_Set problem_: Please output the lines shown below exactly as they appear.
--- --- ---
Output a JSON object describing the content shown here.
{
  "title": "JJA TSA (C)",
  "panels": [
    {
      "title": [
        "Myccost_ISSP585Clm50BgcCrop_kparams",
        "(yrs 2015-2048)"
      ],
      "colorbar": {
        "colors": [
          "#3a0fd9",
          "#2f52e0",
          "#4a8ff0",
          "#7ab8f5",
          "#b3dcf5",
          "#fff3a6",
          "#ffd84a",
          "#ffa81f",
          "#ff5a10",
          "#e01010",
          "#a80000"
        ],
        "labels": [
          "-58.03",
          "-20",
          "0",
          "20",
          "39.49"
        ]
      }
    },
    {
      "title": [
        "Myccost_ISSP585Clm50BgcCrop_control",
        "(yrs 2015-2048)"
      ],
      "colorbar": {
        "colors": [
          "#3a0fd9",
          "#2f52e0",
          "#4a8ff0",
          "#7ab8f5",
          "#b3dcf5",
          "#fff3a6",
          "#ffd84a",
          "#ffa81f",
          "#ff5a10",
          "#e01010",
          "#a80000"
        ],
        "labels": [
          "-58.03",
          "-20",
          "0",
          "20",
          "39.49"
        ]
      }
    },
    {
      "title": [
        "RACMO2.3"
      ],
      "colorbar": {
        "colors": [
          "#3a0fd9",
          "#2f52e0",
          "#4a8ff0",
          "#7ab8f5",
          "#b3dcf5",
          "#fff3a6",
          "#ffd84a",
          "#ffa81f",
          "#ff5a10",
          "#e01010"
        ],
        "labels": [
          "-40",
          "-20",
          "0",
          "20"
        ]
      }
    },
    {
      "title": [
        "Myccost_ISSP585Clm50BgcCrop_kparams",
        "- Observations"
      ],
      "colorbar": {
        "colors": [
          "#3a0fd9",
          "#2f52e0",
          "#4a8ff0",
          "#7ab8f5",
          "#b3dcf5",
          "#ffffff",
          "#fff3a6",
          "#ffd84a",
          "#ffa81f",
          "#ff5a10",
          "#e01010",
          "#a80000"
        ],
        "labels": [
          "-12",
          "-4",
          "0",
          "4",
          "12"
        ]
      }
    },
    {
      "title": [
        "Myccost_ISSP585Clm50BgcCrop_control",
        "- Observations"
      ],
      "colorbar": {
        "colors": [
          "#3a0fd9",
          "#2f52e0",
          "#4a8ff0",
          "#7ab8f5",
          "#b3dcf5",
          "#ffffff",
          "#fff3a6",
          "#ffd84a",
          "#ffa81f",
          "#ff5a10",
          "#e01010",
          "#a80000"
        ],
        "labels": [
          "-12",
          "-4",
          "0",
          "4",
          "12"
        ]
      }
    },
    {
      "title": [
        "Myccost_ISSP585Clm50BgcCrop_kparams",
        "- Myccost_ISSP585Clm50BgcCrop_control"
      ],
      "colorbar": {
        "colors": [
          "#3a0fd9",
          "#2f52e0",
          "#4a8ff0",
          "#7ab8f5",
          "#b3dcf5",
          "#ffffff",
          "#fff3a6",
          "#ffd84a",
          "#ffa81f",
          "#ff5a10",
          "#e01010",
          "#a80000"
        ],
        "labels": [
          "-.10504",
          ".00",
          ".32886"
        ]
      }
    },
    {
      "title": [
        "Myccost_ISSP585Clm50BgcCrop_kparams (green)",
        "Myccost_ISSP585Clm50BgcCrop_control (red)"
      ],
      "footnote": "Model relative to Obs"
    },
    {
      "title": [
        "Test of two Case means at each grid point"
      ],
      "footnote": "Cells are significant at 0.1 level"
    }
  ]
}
--- --- ---
_Finished answer_:
Output a JSON object describing the content shown here.
{
  "title": "JJA TSA (C)",
  "panels": [
    {
      "title": [
        "Myccost_ISSP585Clm50BgcCrop_kparams",
        "(yrs 2015-2048)"
      ],
      "colorbar": {
        "colors": [
          "#3a0fd9",
          "#2f52e0",
          "#4a8ff0",
          "#7ab8f5",
          "#b3dcf5",
          "#fff3a6",
          "#ffd84a",
          "#ffa81f",
          "#ff5a10",
          "#e01010",
          "#a80000"
        ],
        "labels": [
          "-58.03",
          "-20",
          "0",
          "20",
          "39.49"
        ]
      }
    },
    {
      "title": [
        "Myccost_ISSP585Clm50BgcCrop_control",
        "(yrs 2015-2048)"
      ],
      "colorbar": {
        "colors": [
          "#3a0fd9",
          "#2f52e0",
          "#4a8ff0",
          "#7ab8f5",
          "#b3dcf5",
          "#fff3a6",
          "#ffd84a",
          "#ffa81f",
          "#ff5a10",
          "#e01010",
          "#a80000"
        ],
        "labels": [
          "-58.03",
          "-20",
          "0",
          "20",
          "39.49"
        ]
      }
    },
    {
      "title": [
        "RACMO2.3"
      ],
      "colorbar": {
        "colors": [
          "#3a0fd9",
          "#2f52e0",
          "#4a8ff0",
          "#7ab8f5",
          "#b3dcf5",
          "#fff3a6",
          "#ffd84a",
          "#ffa81f",
          "#ff5a10",
          "#e01010"
        ],
        "labels": [
          "-40",
          "-20",
          "0",
          "20"
        ]
      }
    },
    {
      "title": [
        "Myccost_ISSP585Clm50BgcCrop_kparams",
        "- Observations"
      ],
      "colorbar": {
        "colors": [
          "#3a0fd9",
          "#2f52e0",
          "#4a8ff0",
          "#7ab8f5",
          "#b3dcf5",
          "#ffffff",
          "#fff3a6",
          "#ffd84a",
          "#ffa81f",
          "#ff5a10",
          "#e01010",
          "#a80000"
        ],
        "labels": [
          "-12",
          "-4",
          "0",
          "4",
          "12"
        ]
      }
    },
    {
      "title": [
        "Myccost_ISSP585Clm50BgcCrop_control",
        "- Observations"
      ],
      "colorbar": {
        "colors": [
          "#3a0fd9",
          "#2f52e0",
          "#4a8ff0",
          "#7ab8f5",
          "#b3dcf5",
          "#ffffff",
          "#fff3a6",
          "#ffd84a",
          "#ffa81f",
          "#ff5a10",
          "#e01010",
          "#a80000"
        ],
        "labels": [
          "-12",
          "-4",
          "0",
          "4",
          "12"
        ]
      }
    },
    {
      "title": [
        "Myccost_ISSP585Clm50BgcCrop_kparams",
        "- Myccost_ISSP585Clm50BgcCrop_control"
      ],
      "colorbar": {
        "colors": [
          "#3a0fd9",
          "#2f52e0",
          "#4a8ff0",
          "#7ab8f5",
          "#b3dcf5",
          "#ffffff",
          "#fff3a6",
          "#ffd84a",
          "#ffa81f",
          "#ff5a10",
          "#e01010",
          "#a80000"
        ],
        "labels": [
          "-.10504",
          ".00",
          ".32886"
        ]
      }
    },
    {
      "title": [
        "Myccost_ISSP585Clm50BgcCrop_kparams (green)",
        "Myccost_ISSP585Clm50BgcCrop_control (red)"
      ],
      "footnote": "Model relative to Obs"
    },
    {
      "title": [
        "Test of two Case means at each grid point"
      ],
      "footnote": "Cells are significant at 0.1 level"
    }
  ]
}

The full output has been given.